Task goal:
Narrow the data below down to the lines containing "Bl₁v".

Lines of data
>>
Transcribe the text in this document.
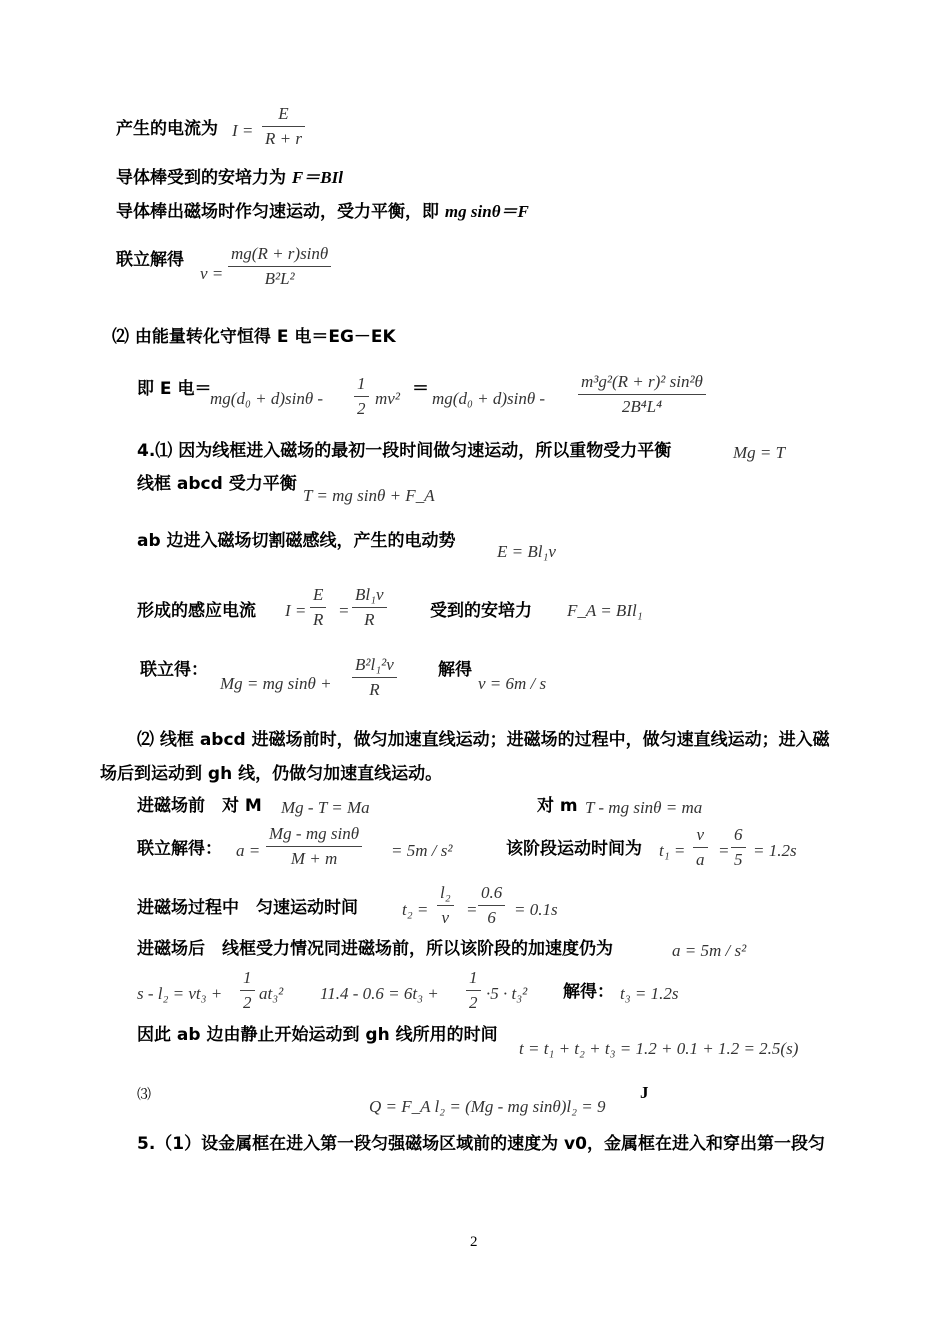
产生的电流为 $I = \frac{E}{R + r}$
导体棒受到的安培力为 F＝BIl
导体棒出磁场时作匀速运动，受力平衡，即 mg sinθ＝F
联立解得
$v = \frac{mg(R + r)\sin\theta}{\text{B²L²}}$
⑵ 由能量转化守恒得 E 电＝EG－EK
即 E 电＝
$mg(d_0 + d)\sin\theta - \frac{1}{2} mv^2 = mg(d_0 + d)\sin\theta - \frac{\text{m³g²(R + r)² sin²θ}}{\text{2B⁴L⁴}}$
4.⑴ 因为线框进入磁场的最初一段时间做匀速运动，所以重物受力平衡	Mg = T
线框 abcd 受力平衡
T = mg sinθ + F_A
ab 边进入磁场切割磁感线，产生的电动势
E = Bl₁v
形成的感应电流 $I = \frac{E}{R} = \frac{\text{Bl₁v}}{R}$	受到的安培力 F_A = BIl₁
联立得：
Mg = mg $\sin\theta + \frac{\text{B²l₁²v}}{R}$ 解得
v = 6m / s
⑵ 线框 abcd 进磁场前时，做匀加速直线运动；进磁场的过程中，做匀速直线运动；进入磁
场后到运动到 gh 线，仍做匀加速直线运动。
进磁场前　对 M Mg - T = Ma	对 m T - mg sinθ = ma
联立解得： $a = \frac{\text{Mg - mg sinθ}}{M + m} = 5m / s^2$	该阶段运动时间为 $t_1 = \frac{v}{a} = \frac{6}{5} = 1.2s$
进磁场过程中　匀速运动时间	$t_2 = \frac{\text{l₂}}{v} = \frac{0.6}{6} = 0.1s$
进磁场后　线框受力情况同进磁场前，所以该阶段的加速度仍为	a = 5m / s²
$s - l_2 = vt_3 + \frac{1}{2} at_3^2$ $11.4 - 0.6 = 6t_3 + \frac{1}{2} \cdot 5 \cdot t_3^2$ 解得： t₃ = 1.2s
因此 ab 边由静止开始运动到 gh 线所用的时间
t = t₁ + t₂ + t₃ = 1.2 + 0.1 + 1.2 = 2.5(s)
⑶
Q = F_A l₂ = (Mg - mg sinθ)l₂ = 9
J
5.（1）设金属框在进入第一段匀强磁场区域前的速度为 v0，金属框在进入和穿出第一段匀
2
<<
>>
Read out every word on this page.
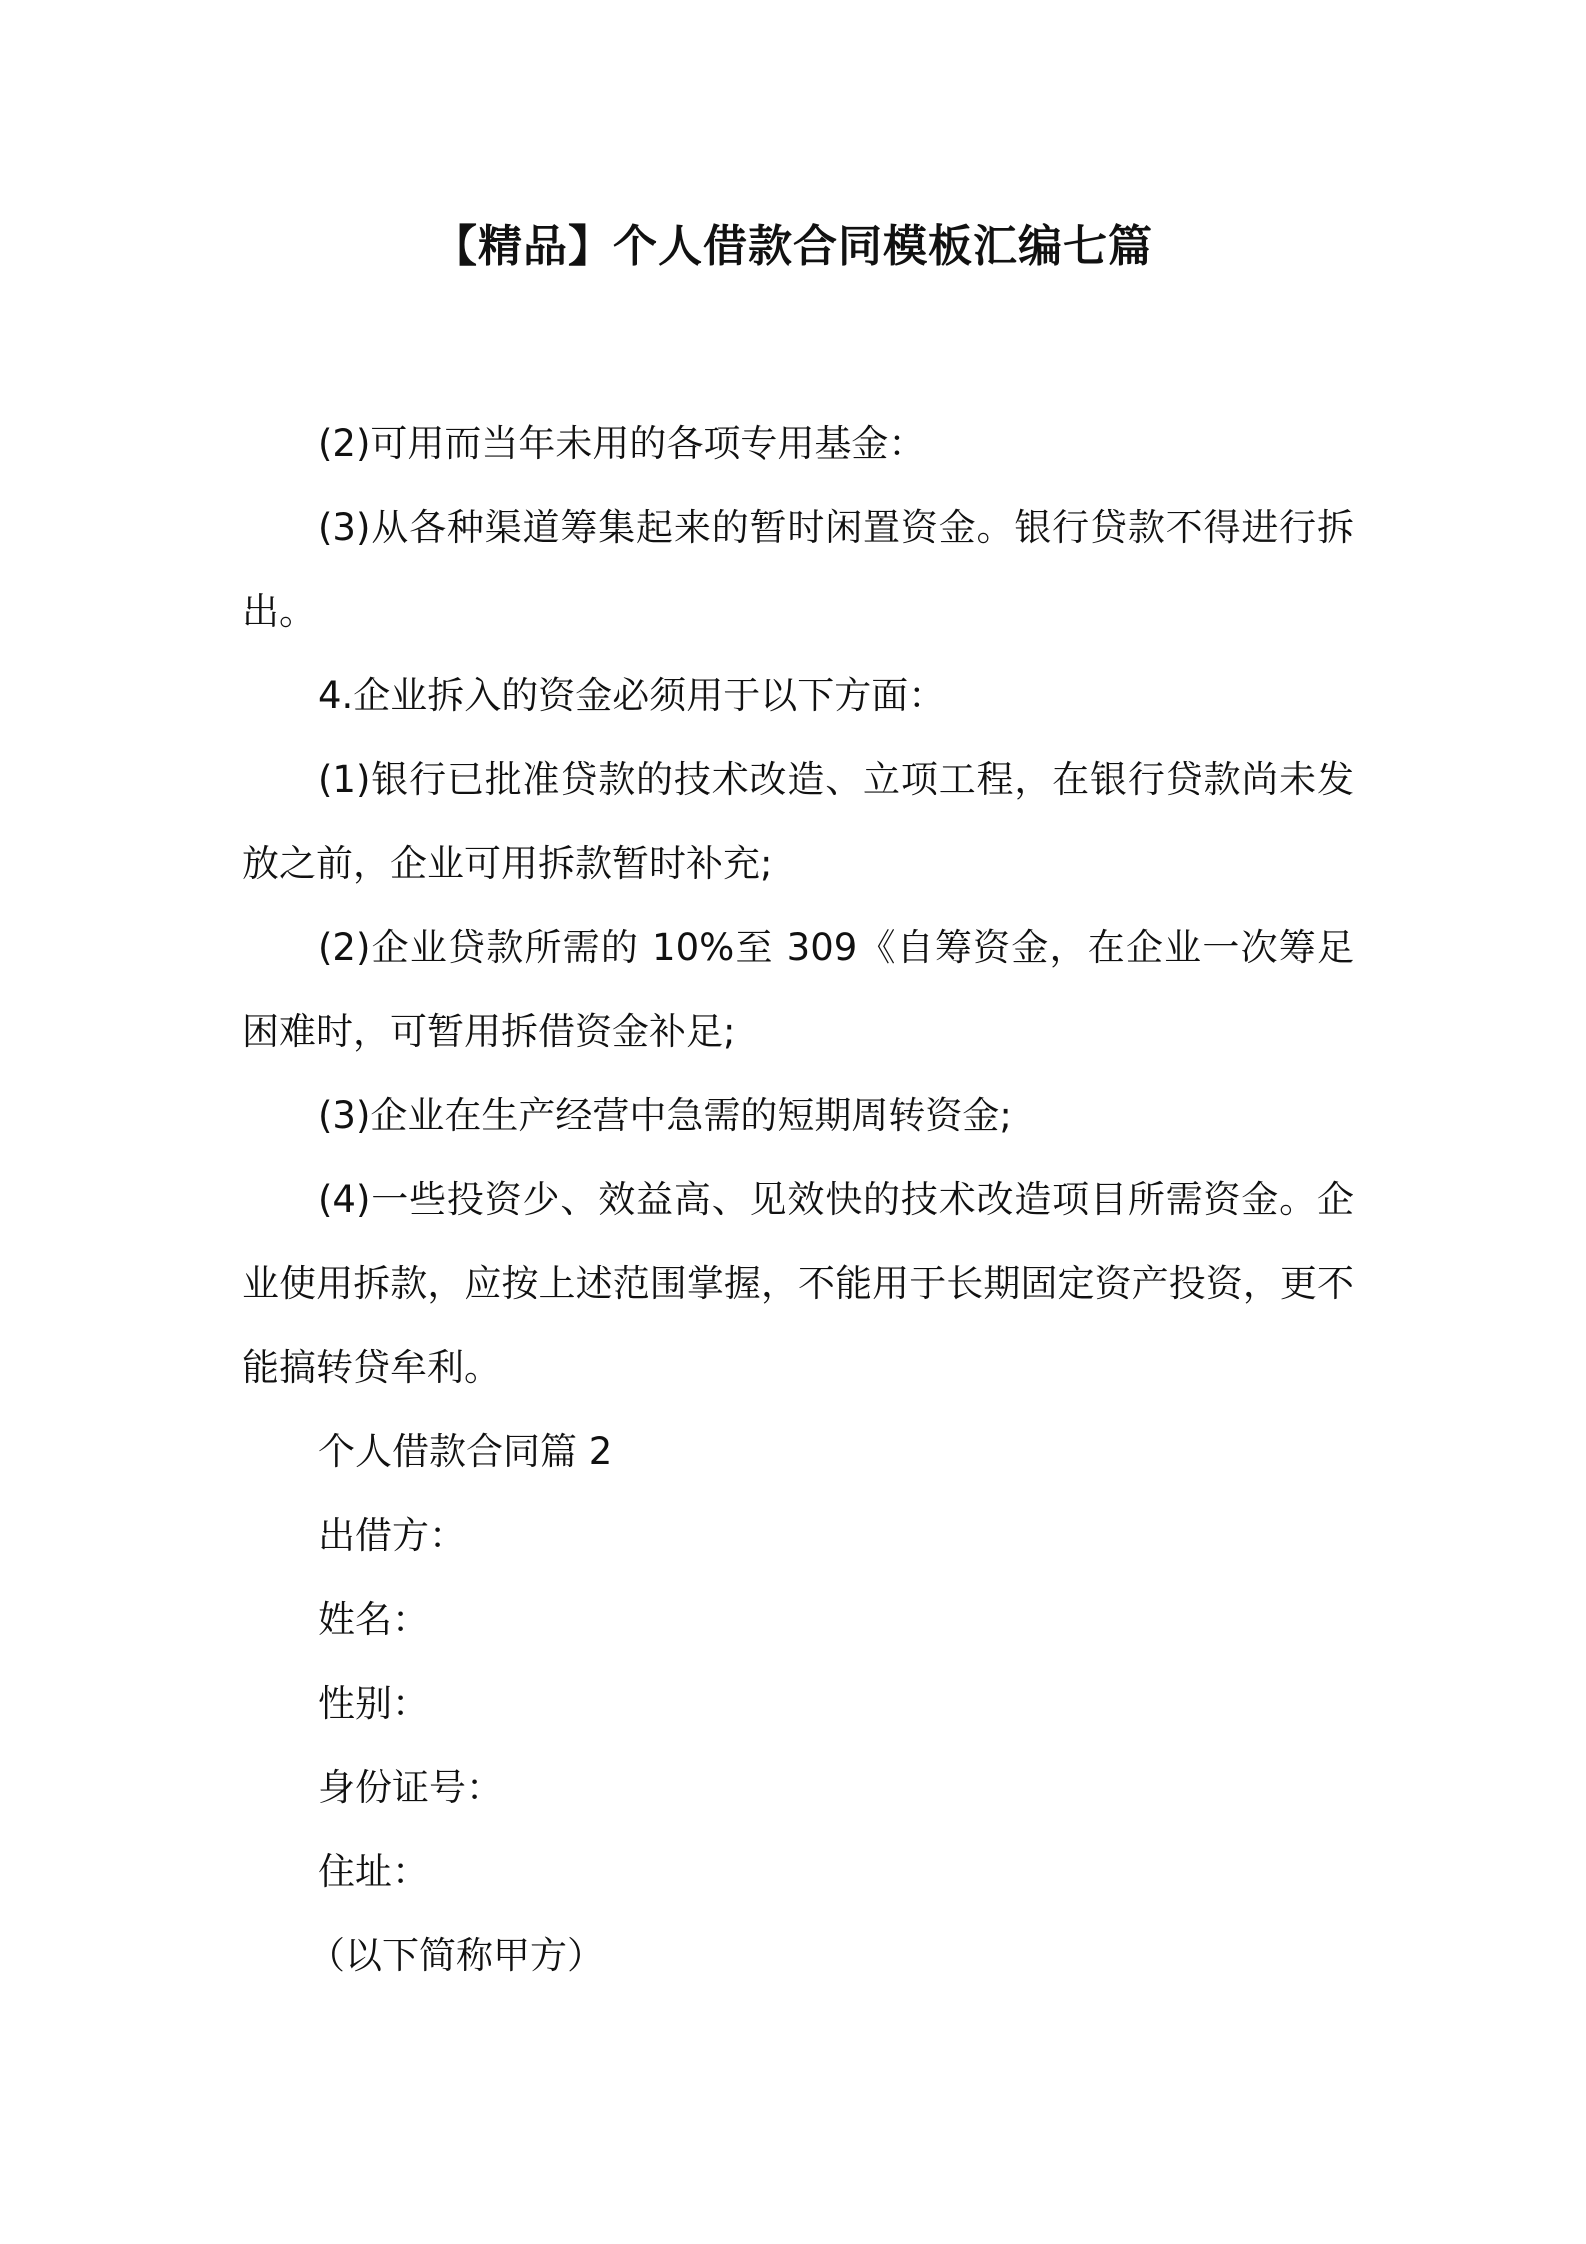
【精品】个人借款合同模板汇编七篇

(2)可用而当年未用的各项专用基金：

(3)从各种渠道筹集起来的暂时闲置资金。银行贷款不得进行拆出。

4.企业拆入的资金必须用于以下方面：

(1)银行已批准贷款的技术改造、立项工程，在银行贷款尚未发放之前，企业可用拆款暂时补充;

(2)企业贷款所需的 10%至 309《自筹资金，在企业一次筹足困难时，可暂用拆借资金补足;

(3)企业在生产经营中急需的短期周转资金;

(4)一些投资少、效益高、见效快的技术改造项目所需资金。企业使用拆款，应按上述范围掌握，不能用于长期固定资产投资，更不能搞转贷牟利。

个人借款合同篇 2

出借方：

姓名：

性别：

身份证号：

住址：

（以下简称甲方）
<<
>>
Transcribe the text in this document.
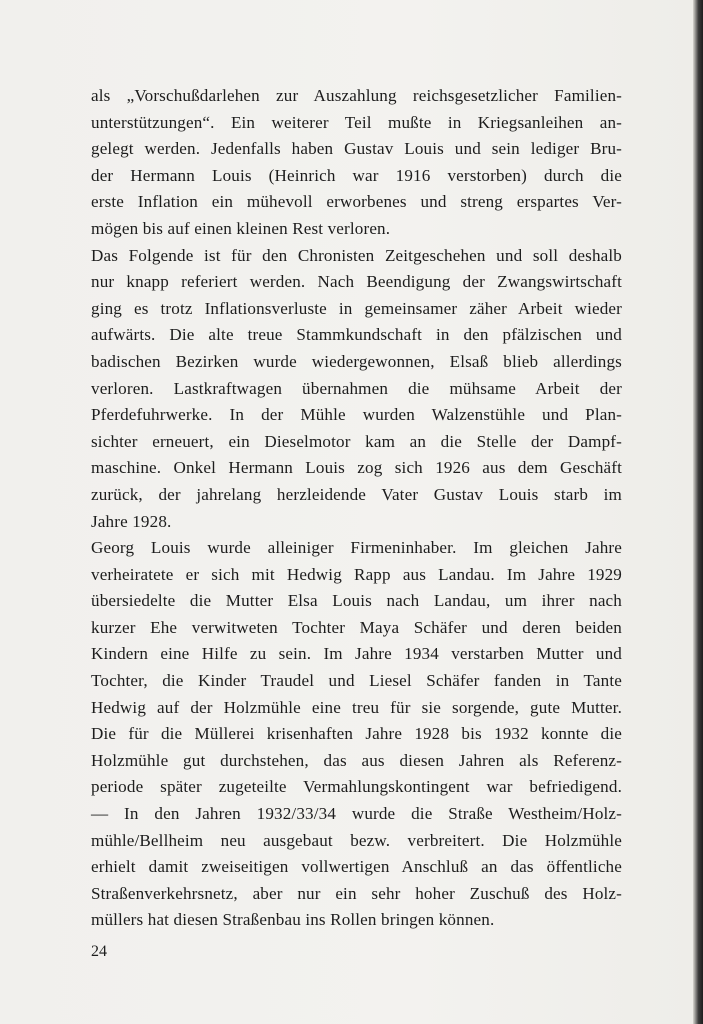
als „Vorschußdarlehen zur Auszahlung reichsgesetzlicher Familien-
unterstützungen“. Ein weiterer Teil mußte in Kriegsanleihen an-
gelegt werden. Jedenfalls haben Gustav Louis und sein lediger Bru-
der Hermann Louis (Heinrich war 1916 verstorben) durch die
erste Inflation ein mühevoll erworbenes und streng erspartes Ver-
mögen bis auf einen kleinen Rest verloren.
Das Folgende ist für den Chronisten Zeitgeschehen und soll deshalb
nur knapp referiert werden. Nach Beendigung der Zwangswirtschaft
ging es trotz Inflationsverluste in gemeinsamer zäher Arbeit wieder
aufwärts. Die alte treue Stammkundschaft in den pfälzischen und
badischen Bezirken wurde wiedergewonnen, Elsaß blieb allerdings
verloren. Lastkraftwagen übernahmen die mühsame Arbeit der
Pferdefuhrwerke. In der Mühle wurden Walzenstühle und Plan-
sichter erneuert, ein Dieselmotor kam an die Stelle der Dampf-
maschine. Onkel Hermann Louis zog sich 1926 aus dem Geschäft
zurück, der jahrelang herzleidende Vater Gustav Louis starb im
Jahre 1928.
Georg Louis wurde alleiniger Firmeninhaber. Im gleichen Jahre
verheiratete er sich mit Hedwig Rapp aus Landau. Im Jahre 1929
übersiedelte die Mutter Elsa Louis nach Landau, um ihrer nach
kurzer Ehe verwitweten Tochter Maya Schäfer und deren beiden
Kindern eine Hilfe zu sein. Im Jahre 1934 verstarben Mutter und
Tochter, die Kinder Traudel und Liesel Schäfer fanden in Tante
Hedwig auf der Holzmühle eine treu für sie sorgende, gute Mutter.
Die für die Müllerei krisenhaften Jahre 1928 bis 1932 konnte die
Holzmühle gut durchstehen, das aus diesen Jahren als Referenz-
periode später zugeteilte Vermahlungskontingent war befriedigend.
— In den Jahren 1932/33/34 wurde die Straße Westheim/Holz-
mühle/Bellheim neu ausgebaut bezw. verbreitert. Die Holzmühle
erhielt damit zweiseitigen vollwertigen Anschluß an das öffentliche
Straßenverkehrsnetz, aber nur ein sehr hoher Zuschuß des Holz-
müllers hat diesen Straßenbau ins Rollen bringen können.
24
<<
The result:
E = Bl₁v
形成的感应电流 $I = \frac{E}{R} = \frac{\text{Bl₁v}}{R}$	受到的安培力 F_A = BIl₁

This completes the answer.